BEGIN Record list

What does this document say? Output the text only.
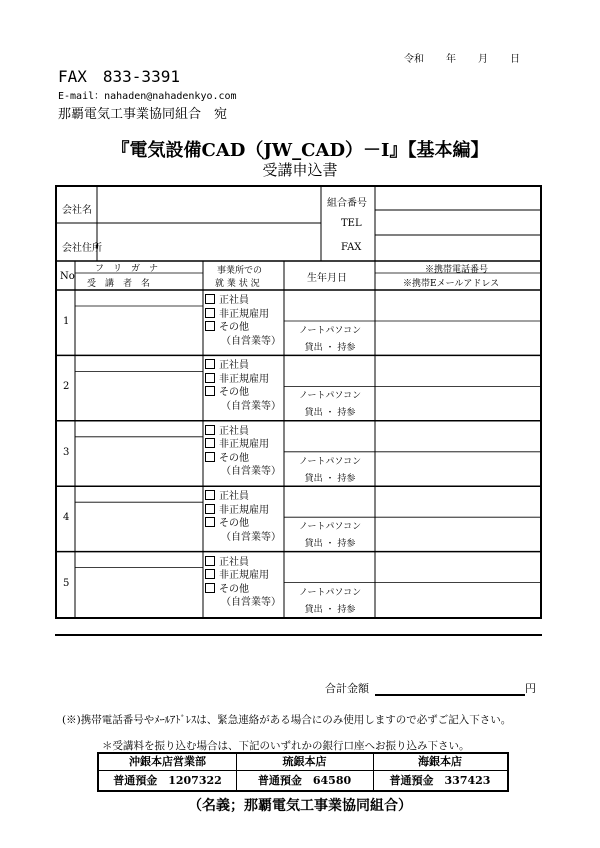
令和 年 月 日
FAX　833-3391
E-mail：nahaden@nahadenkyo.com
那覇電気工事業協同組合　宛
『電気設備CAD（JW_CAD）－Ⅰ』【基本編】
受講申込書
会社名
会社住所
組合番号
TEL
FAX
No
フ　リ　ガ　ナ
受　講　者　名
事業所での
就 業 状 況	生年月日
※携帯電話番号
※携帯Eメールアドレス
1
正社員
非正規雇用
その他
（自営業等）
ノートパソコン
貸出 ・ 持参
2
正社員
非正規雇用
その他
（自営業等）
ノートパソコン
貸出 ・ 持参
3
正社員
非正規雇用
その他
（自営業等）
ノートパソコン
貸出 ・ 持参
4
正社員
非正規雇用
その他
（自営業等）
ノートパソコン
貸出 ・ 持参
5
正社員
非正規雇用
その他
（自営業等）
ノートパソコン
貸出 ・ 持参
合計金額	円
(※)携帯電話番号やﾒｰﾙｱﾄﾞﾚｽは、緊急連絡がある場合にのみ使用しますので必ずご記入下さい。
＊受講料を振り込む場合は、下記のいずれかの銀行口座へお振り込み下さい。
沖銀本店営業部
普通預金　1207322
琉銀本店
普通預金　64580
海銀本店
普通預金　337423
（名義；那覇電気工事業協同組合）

END Record list
BEGIN Record list

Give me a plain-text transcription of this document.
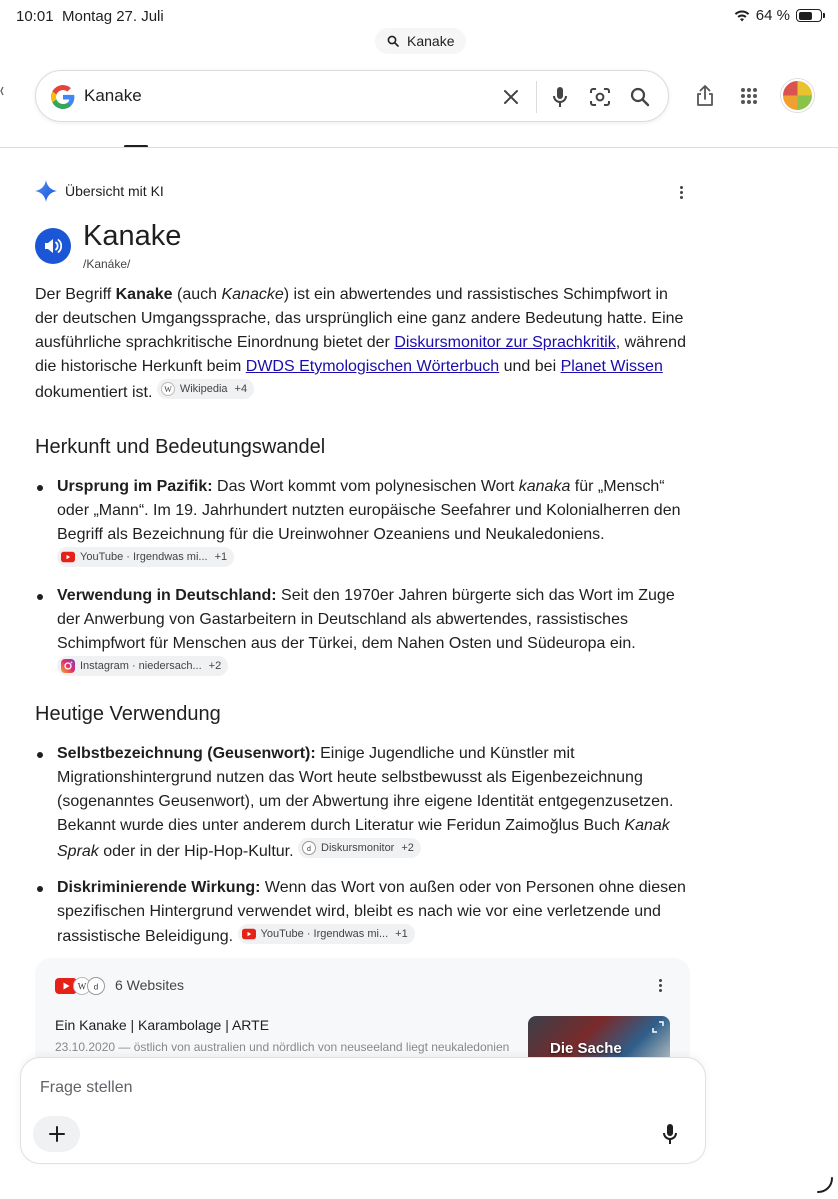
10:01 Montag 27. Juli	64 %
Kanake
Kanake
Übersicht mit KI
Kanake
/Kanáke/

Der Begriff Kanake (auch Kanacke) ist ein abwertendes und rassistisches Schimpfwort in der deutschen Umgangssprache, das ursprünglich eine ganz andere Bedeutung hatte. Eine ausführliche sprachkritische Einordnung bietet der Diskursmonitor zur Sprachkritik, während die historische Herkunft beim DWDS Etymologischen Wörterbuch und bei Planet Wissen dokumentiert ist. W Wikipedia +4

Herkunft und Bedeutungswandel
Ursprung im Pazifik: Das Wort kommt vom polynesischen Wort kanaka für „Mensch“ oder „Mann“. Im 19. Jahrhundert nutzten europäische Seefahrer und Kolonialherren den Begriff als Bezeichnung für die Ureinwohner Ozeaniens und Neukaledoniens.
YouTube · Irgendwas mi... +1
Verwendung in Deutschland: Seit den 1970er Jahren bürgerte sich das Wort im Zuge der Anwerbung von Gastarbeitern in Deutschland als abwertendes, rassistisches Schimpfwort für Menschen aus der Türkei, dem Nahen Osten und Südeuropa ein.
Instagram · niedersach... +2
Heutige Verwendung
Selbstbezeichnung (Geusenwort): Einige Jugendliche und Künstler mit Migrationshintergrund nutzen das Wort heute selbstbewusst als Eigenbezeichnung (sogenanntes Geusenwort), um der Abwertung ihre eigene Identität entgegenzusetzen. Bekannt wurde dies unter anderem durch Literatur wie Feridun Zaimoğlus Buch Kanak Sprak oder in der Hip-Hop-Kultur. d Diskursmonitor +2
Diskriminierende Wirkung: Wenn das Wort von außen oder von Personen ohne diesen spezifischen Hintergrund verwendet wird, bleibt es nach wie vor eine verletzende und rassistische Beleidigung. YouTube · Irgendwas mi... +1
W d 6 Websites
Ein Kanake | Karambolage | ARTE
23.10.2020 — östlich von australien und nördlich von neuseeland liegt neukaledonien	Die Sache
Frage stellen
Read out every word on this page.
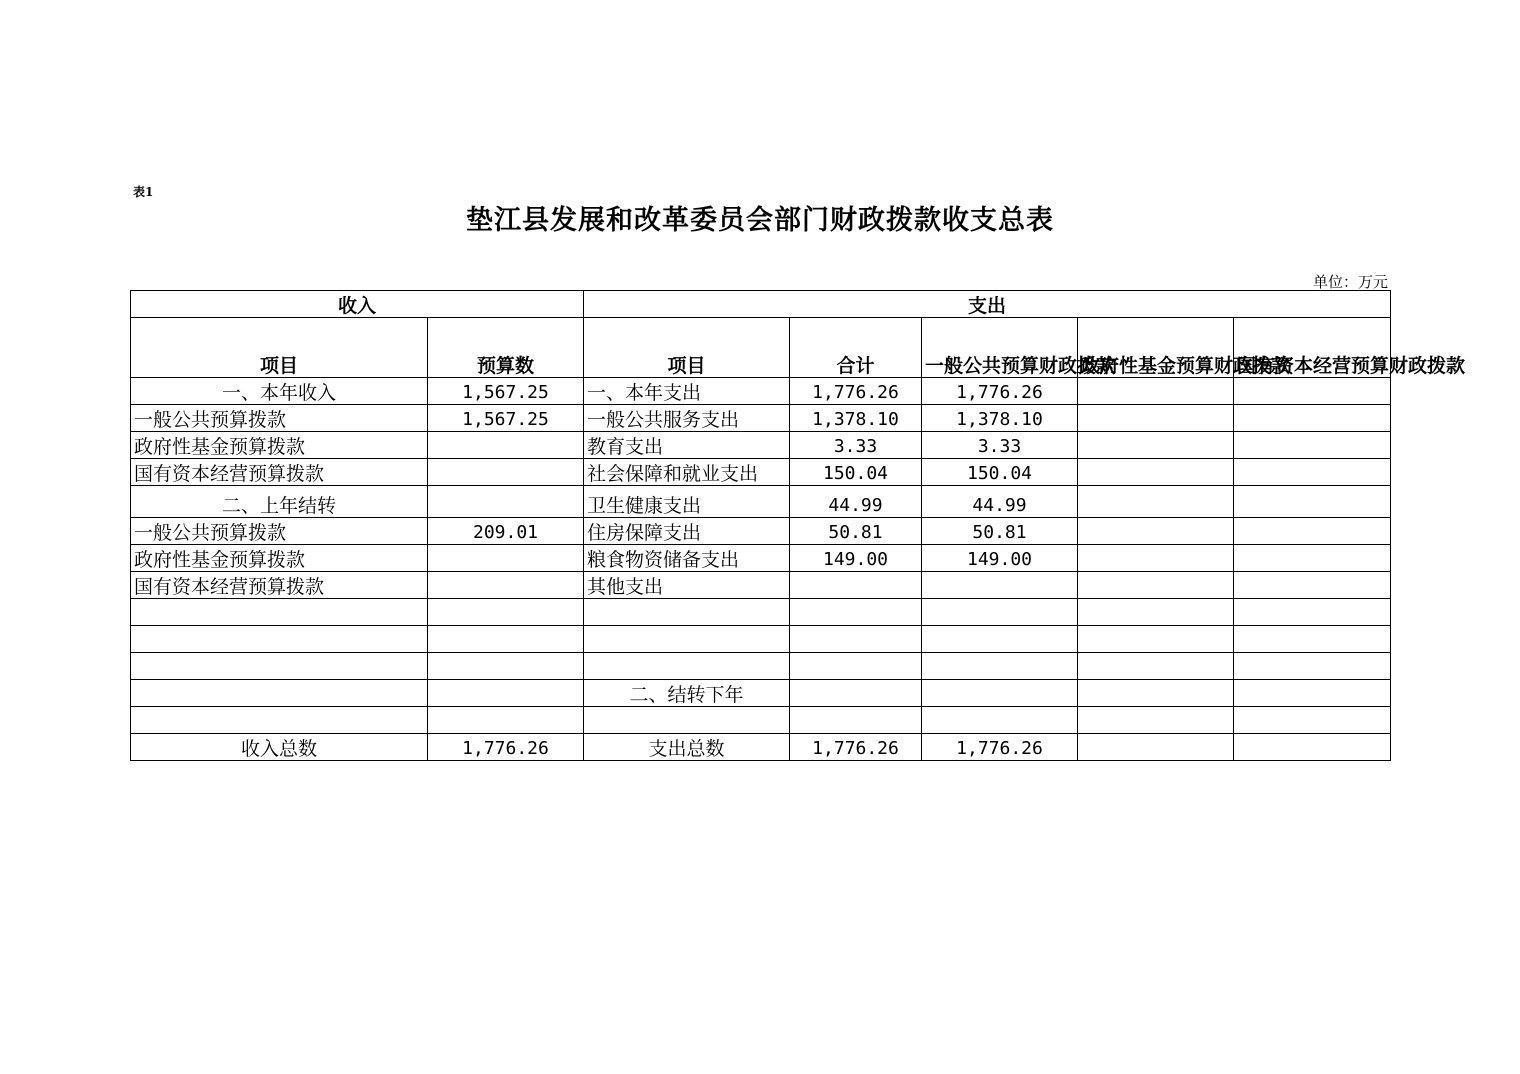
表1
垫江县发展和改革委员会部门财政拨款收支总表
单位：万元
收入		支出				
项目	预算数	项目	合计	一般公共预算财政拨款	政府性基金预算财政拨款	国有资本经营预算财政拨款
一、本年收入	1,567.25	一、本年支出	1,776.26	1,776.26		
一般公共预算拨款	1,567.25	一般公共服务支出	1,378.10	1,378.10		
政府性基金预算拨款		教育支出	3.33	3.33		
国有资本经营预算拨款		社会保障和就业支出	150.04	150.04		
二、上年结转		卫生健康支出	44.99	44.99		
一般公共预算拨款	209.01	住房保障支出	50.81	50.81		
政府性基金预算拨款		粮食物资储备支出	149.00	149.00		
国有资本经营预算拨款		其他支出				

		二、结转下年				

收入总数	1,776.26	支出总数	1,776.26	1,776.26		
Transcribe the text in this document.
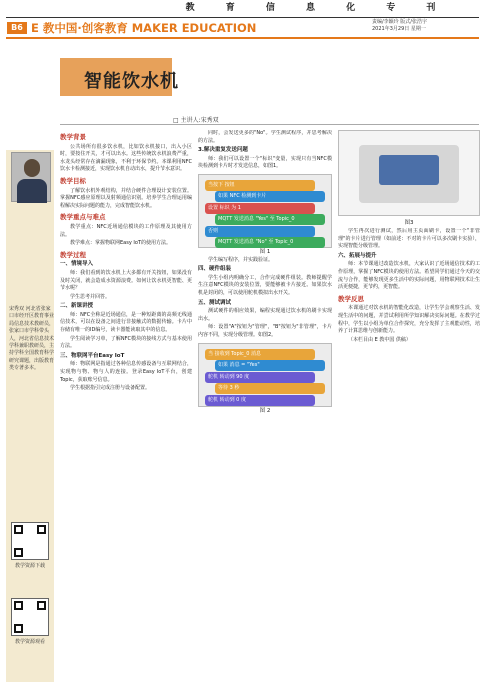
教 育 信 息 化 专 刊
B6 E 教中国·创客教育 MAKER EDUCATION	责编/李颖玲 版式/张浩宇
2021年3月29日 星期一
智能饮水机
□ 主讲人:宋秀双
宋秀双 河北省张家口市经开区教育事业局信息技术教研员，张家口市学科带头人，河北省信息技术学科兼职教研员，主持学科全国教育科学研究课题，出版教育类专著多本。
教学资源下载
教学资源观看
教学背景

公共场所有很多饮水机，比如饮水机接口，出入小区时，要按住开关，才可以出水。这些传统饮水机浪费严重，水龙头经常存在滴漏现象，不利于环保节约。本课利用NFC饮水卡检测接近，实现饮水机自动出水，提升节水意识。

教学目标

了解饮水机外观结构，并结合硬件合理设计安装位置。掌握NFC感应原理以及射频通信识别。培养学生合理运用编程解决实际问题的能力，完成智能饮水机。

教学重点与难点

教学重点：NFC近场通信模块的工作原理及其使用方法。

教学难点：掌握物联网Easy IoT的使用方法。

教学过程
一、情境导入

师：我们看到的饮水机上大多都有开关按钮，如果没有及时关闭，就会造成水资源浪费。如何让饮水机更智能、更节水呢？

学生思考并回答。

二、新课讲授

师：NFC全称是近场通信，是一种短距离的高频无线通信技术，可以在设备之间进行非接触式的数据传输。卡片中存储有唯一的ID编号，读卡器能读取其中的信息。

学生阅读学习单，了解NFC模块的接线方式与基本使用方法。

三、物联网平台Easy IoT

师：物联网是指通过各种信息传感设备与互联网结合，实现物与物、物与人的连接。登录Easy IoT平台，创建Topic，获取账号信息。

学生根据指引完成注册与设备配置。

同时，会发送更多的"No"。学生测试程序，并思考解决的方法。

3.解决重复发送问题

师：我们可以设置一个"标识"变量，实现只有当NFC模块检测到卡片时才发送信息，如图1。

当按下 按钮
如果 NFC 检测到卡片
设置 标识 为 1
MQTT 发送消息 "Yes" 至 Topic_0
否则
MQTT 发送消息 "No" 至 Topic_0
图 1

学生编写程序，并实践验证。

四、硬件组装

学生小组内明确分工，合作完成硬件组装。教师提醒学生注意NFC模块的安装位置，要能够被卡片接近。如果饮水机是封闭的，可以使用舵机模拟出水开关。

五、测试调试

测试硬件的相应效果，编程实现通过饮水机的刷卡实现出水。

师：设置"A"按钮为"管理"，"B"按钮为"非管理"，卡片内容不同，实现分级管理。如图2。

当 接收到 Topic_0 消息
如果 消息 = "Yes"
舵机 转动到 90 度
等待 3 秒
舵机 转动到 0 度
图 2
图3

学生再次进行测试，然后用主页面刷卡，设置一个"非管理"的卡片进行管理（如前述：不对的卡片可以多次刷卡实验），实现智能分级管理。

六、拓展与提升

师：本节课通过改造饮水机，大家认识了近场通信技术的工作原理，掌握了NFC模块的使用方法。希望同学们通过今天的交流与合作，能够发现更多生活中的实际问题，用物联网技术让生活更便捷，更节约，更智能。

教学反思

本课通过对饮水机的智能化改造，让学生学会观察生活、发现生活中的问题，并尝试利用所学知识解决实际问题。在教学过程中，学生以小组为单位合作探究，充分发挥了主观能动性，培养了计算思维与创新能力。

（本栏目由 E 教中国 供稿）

END Record list
BEGIN Record list

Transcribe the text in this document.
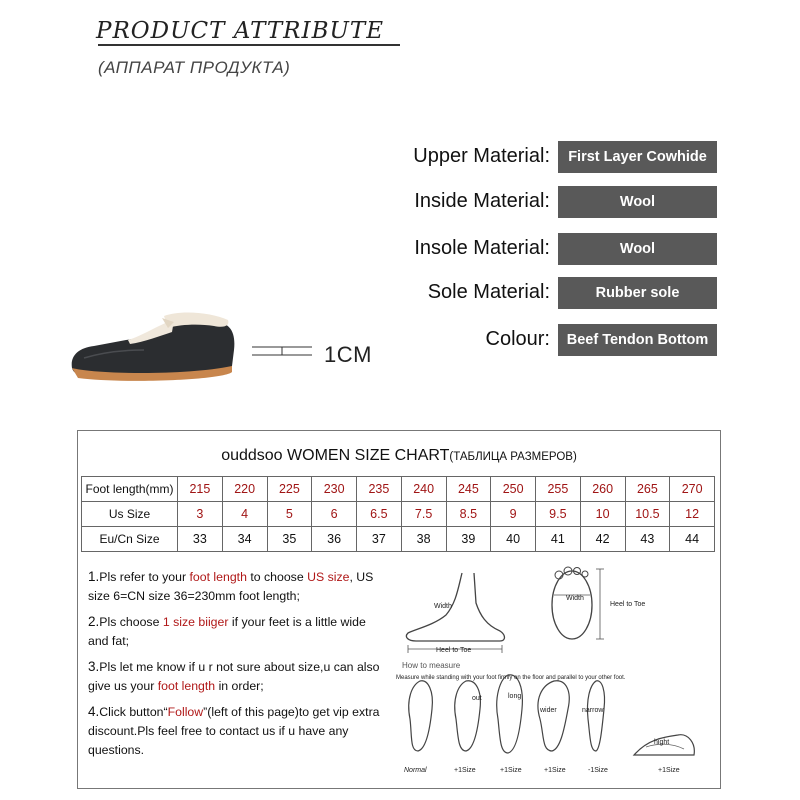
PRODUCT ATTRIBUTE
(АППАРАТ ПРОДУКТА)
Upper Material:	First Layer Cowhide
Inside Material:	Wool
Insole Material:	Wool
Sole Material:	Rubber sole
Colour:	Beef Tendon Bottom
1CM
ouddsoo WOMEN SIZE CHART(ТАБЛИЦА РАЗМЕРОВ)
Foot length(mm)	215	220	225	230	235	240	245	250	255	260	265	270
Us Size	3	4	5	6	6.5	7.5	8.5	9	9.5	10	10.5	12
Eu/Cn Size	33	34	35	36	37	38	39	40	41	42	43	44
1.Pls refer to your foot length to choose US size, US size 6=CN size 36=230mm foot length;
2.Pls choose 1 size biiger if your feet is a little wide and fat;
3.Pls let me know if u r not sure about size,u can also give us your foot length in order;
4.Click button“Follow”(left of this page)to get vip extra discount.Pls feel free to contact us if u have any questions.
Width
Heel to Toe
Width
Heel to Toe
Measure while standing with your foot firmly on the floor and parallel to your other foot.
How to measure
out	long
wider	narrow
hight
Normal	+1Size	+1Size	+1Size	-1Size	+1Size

END Record list

• **Exercise brief**: Look through the material and copy each line that has "Schimpfwort".

• **Correct output**:
Der Begriff Kanake (auch Kanacke) ist ein abwertendes und rassistisches Schimpfwort in der deutschen Umgangssprache, das ursprünglich eine ganz andere Bedeutung hatte. Eine ausführliche sprachkritische Einordnung bietet der Diskursmonitor zur Sprachkritik, während die historische Herkunft beim DWDS Etymologischen Wörterbuch und bei Planet Wissen dokumentiert ist. W Wikipedia +4
Verwendung in Deutschland: Seit den 1970er Jahren bürgerte sich das Wort im Zuge der Anwerbung von Gastarbeitern in Deutschland als abwertendes, rassistisches Schimpfwort für Menschen aus der Türkei, dem Nahen Osten und Südeuropa ein.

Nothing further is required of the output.